→ What to work on
Below are entries; tally how many lines hold the string "从我做起" and answer with only that figure.

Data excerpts

★ ★ ★

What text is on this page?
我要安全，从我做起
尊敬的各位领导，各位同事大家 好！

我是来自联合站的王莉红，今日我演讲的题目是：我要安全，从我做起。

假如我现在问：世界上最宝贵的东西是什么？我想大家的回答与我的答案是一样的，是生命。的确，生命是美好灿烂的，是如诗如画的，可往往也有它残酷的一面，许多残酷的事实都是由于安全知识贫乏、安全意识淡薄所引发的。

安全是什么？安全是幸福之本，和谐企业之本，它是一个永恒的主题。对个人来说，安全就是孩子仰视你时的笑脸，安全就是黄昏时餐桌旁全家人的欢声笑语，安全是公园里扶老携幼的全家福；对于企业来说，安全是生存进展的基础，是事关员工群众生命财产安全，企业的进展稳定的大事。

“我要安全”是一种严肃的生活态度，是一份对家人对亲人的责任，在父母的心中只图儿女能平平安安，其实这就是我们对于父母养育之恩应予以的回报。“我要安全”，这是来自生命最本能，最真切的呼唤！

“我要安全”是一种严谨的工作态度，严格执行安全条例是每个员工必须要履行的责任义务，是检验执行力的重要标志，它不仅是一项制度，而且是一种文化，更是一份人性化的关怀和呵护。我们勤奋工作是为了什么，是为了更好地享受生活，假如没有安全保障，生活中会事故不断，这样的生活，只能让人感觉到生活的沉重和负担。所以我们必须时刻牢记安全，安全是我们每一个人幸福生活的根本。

★ ★ ★

→ The output
2